4.2 Serialization details
There are consequences to trying to move values from lisp memory onto
disk in order to persist them. The first consequence is that that
pointers cannot be guaranteed to be valid and so references to lisp
objects cannot be maintained. This is very similar to the problems
with passing references in foreign function interfaces. The second,
and more frustrating limitation is that lisp operations that commit
side effects on aggregate objects, such as objects, arrays, etc,
cannot be trapped and replicated on the disk representation. This
leads up to a very important consequence: all lisp objects are stored
by value. This policy has a number of consequences which are
detailed below.
4.2.1 Restrictions of Store-by-Value
- Lisp identity can't be preserved.
Since this is a store which persists across invocations of Lisp,
this probably doesn't even make sense. However if you get an object
from the index, store it to a lisp variable, then get it again - they
will not be eq:
(setq foo (cons nil nil))
=> (NIL)
(add-to-root "my key" foo)
=> (NIL)
(add-to-root "my other key" foo)
=> (NIL)
(eq (get-from-root "my key")
(get-from-root "my other key"))
=> NIL
- Nested aggregates are serialized recursively into a single buffer.

--*--

▶ _EXERCISE GOAL_: In the serialization details text, how are all lisp objects stored?

Stored records
--*--

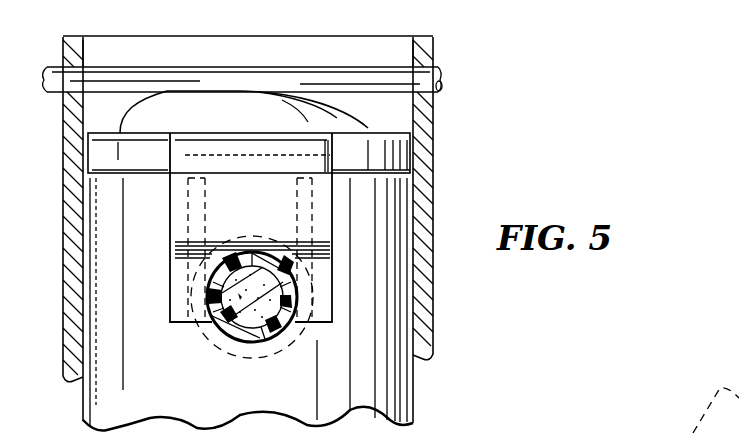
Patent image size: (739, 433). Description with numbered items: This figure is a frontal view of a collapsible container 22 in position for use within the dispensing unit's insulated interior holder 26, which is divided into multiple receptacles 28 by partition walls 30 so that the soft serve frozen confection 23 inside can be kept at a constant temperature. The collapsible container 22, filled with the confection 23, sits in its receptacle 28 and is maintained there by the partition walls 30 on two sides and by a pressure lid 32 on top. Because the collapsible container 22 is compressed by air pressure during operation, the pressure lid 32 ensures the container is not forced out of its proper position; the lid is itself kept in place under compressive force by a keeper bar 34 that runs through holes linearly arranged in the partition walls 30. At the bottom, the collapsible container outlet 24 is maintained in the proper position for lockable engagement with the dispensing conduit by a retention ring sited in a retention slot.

The collapsible container 22 is at (405, 395).
The soft serve frozen confection 23 is at (262, 318).
The collapsible container outlet 24 is at (300, 264).
The insulated interior holder 26 is at (283, 47).
The receptacle 28 is at (116, 47).
The partition wall 30 is at (425, 193).
The pressure lid 32 is at (368, 128).
The keeper bar 34 is at (425, 78).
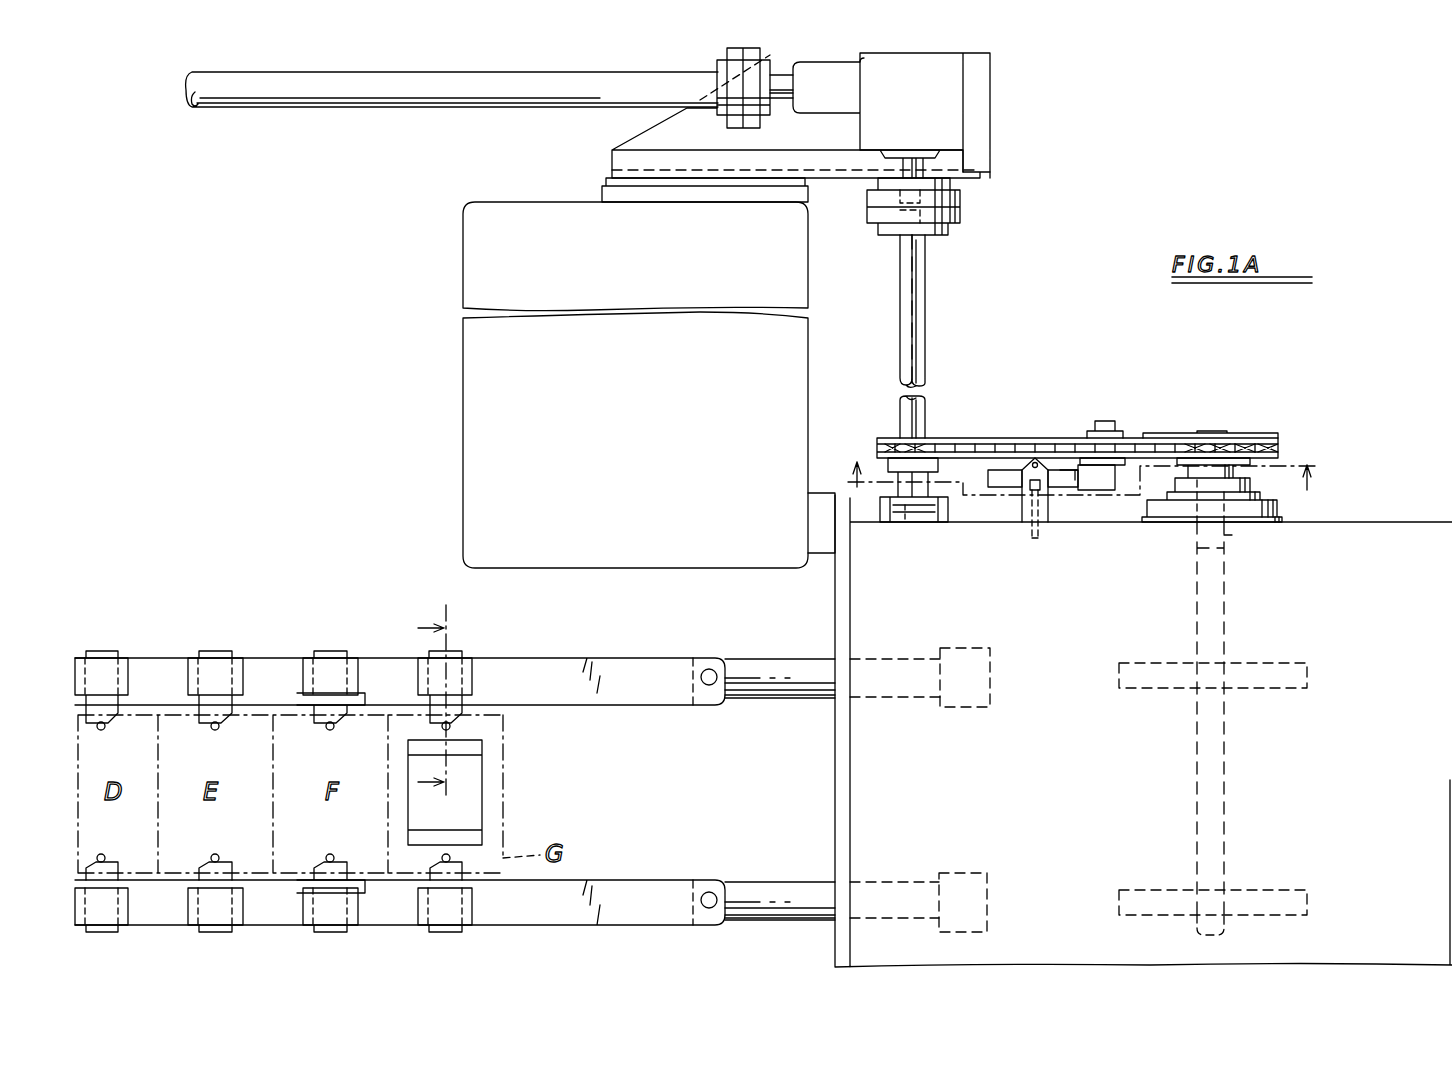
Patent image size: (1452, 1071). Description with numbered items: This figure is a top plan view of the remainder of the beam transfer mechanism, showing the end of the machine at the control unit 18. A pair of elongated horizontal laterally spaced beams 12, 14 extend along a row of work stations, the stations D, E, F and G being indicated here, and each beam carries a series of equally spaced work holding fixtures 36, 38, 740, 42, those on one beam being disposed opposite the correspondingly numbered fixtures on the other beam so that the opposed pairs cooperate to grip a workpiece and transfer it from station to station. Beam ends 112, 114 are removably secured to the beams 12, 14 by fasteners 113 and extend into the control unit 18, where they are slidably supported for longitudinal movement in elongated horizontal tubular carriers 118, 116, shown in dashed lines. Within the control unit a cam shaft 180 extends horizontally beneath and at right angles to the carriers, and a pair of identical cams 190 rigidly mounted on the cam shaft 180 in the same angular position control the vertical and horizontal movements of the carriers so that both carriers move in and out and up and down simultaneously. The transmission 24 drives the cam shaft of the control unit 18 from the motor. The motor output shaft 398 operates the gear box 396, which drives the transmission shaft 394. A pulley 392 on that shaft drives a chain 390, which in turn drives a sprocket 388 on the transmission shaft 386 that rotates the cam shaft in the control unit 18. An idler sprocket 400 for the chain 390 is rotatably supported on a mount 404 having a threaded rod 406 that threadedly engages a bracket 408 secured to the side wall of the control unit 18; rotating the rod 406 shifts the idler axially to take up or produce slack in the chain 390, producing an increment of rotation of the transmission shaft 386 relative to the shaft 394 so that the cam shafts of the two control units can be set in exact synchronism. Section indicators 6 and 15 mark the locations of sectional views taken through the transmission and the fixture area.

The motor output shaft 398 is at (262, 99).
The gear box 396 is at (948, 126).
The transmission 24 is at (974, 225).
The transmission shaft 394 is at (915, 363).
The pulley 392 is at (880, 436).
The chain 390 is at (1038, 412).
The idler sprocket 400 is at (1122, 435).
The sprocket 388 is at (1257, 435).
The transmission shaft 386 is at (1232, 537).
The threaded rod 406 is at (1010, 478).
The bracket 408 is at (1048, 500).
The mount 404 is at (1097, 477).
The section line 6- 6 is at (1081, 477).
The section line 15- 15 is at (429, 703).
The work holding fixture 36 is at (125, 928).
The work holding fixture 38 is at (236, 928).
The work holding fixture 740 is at (366, 946).
The work holding fixture 42 is at (466, 928).
The beam 12 is at (641, 665).
The beam 14 is at (648, 917).
The fastener 113 is at (709, 893).
The beam end 112 is at (773, 665).
The beam end 114 is at (775, 912).
The tubular carrier 118 is at (990, 686).
The tubular carrier 116 is at (985, 875).
The cam 190 is at (1300, 900).
The cam shaft 180 is at (1190, 776).
The control unit 18 is at (1254, 707).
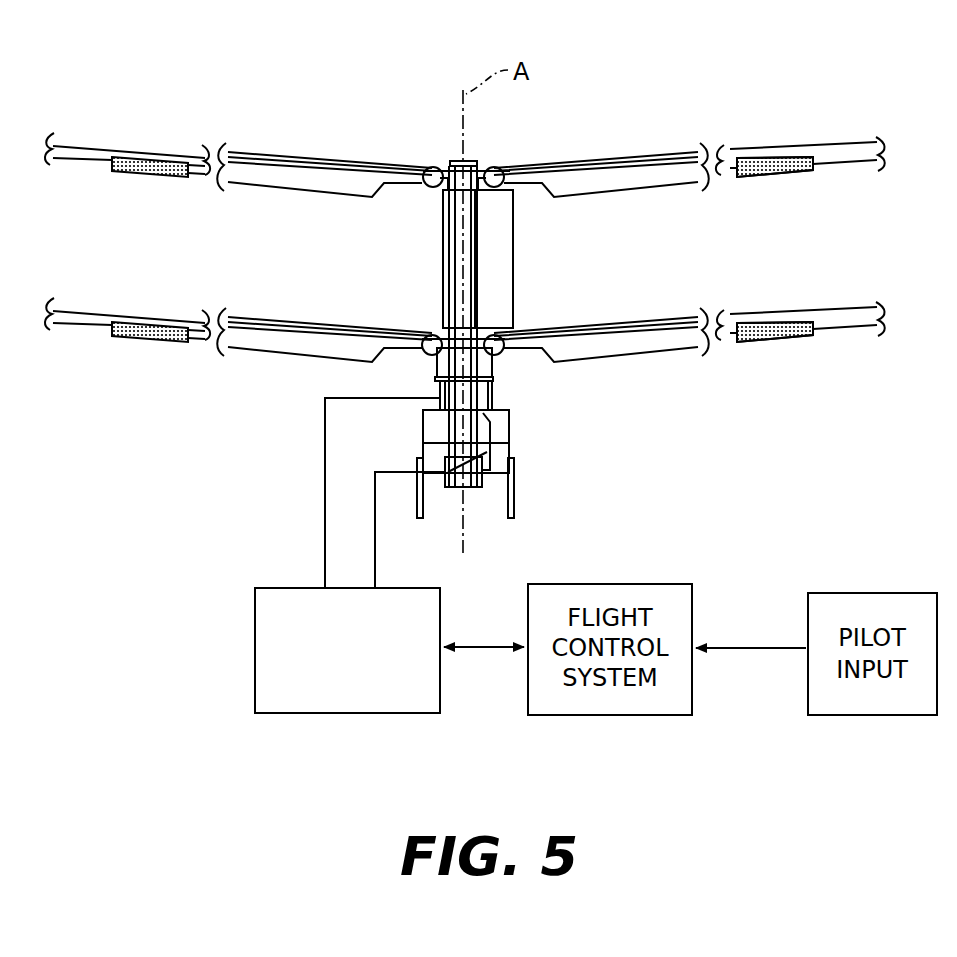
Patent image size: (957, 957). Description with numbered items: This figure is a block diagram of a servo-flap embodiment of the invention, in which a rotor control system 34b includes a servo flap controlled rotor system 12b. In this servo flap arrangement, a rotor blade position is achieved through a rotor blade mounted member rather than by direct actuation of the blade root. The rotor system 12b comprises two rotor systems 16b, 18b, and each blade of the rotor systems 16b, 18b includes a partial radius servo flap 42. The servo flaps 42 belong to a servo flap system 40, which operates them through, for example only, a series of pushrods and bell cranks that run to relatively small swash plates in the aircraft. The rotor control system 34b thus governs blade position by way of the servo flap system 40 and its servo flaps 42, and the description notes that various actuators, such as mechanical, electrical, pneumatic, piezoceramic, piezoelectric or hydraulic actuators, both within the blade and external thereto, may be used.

The servo flap controlled rotor system 12b is at (812, 110).
The rotor system 16b is at (538, 146).
The rotor system 18b is at (539, 290).
The partial radius servo flap 42 is at (775, 180).
The servo flap system 40 is at (518, 428).
The rotor control system 34b is at (430, 596).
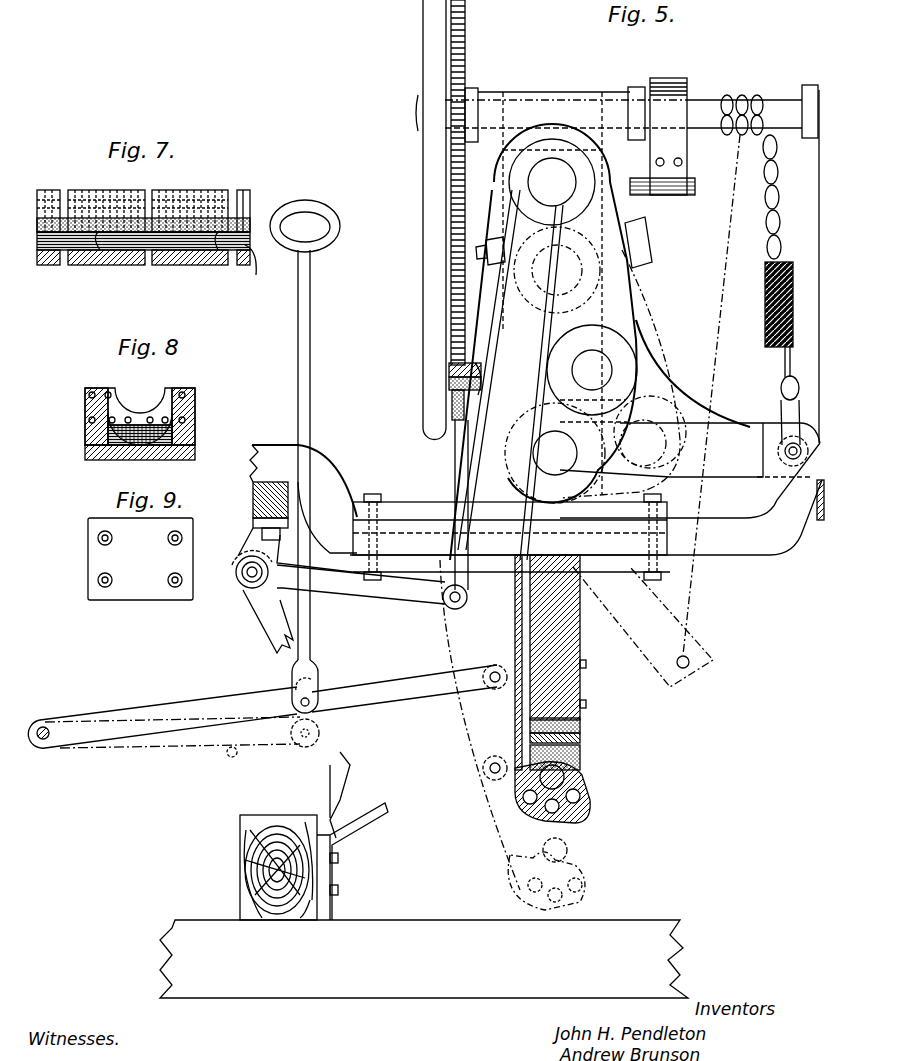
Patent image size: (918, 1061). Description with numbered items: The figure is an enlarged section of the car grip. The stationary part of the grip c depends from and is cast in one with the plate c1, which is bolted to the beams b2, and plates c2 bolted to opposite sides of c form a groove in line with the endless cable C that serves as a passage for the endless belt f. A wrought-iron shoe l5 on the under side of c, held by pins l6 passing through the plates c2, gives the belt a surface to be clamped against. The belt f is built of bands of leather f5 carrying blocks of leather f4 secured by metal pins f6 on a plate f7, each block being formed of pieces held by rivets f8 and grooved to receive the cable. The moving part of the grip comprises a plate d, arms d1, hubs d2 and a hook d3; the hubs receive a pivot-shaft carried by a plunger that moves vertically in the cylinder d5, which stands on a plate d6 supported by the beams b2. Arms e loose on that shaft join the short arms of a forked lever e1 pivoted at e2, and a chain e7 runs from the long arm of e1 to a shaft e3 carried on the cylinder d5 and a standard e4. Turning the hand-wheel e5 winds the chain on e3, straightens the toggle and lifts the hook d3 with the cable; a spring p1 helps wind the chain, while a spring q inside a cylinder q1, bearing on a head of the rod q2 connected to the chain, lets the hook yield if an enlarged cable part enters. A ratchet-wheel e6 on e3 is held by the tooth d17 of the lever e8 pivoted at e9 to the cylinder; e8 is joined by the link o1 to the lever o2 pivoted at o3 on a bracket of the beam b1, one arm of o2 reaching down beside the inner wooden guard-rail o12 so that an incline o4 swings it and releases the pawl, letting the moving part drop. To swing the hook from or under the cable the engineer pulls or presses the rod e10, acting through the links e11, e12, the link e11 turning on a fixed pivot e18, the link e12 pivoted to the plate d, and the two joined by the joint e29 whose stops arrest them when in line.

In FIG. 7, the endless belt f is at (132, 232).
In FIG. 5, the endless belt f is at (565, 770).
In FIG. 7, the blocks of leather f4 is at (50, 193).
In FIG. 8, the blocks of leather f4 is at (190, 395).
In FIG. 7, the bands of leather f5 is at (254, 268).
In FIG. 8, the bands of leather f5 is at (190, 440).
In FIG. 7, the metal pins f6 is at (93, 253).
In FIG. 8, the metal pins f6 is at (195, 405).
In FIG. 9, the metal pins f6 is at (100, 541).
In FIG. 7, the plate f7 is at (143, 269).
In FIG. 8, the plate f7 is at (103, 462).
In FIG. 9, the plate f7 is at (140, 559).
In FIG. 7, the rivets f8 is at (222, 195).
In FIG. 8, the rivets f8 is at (168, 390).
In FIG. 5, the hand-wheel e5 is at (419, 220).
In FIG. 5, the ratchet-wheel e6 is at (466, 30).
In FIG. 5, the tooth d17 is at (452, 366).
In FIG. 5, the pivot e9 is at (450, 380).
In FIG. 5, the pawl-lever e8 is at (452, 392).
In FIG. 5, the link o1 is at (455, 453).
In FIG. 5, the cylinder d5 is at (513, 95).
In FIG. 5, the spring p1 is at (672, 80).
In FIG. 5, the shaft e3 is at (708, 108).
In FIG. 5, the standard e4 is at (810, 170).
In FIG. 5, the chain e7 is at (762, 222).
In FIG. 5, the spring q is at (766, 322).
In FIG. 5, the cylinder q1 is at (766, 300).
In FIG. 5, the rod q2 is at (784, 360).
In FIG. 5, the hook portion d3 is at (610, 802).
In FIG. 5, the hubs d2 is at (556, 145).
In FIG. 5, the arms e is at (612, 218).
In FIG. 5, the pivot e2 is at (555, 453).
In FIG. 5, the forked lever e1 is at (740, 427).
In FIG. 5, the arms d1 is at (512, 420).
In FIG. 5, the plate d6 is at (420, 505).
In FIG. 5, the beams b2 is at (586, 499).
In FIG. 5, the beams b1 is at (808, 520).
In FIG. 5, the pivot o3 is at (245, 582).
In FIG. 5, the lever o2 is at (395, 585).
In FIG. 5, the rod e10 is at (305, 430).
In FIG. 5, the joint e29 is at (312, 702).
In FIG. 5, the link e12 is at (416, 725).
In FIG. 5, the link e11 is at (164, 714).
In FIG. 5, the fixed pivot e18 is at (46, 727).
In FIG. 5, the plate d is at (513, 620).
In FIG. 5, the stationary part of the grip c is at (582, 638).
In FIG. 5, the plate c1 is at (620, 565).
In FIG. 5, the pins l6 is at (585, 728).
In FIG. 5, the shoe l5 is at (585, 740).
In FIG. 5, the plates c2 is at (585, 752).
In FIG. 5, the endless cable C is at (570, 780).
In FIG. 5, the inner wooden guard-rail o12 is at (268, 820).
In FIG. 5, the incline o4 is at (382, 808).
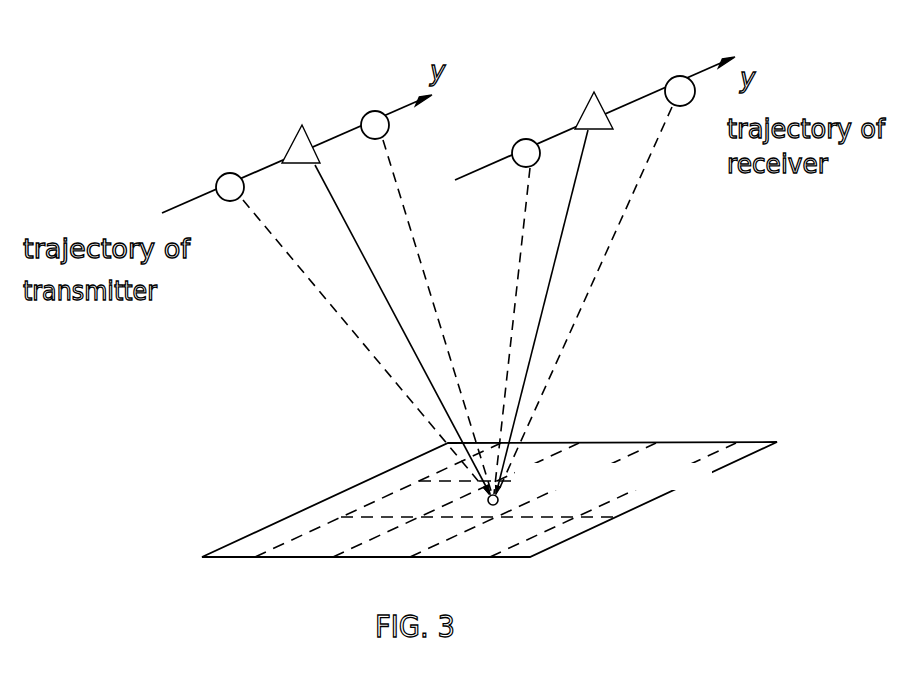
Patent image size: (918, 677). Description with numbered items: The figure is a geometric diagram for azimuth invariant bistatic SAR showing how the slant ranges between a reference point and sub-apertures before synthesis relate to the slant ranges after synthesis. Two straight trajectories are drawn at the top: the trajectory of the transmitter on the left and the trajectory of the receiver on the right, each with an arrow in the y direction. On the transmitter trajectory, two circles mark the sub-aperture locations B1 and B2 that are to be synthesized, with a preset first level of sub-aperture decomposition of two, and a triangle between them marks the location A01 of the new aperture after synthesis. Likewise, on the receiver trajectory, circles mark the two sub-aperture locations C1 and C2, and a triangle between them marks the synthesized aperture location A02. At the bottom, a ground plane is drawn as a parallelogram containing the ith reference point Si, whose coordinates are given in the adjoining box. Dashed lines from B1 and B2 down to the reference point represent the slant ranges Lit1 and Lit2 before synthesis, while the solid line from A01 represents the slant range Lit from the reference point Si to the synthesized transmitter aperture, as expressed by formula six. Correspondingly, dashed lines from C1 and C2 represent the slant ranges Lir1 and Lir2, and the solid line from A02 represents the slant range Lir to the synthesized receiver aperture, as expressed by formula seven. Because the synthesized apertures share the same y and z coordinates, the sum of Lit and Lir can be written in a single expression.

--*--

▶ _REPLY_: By value.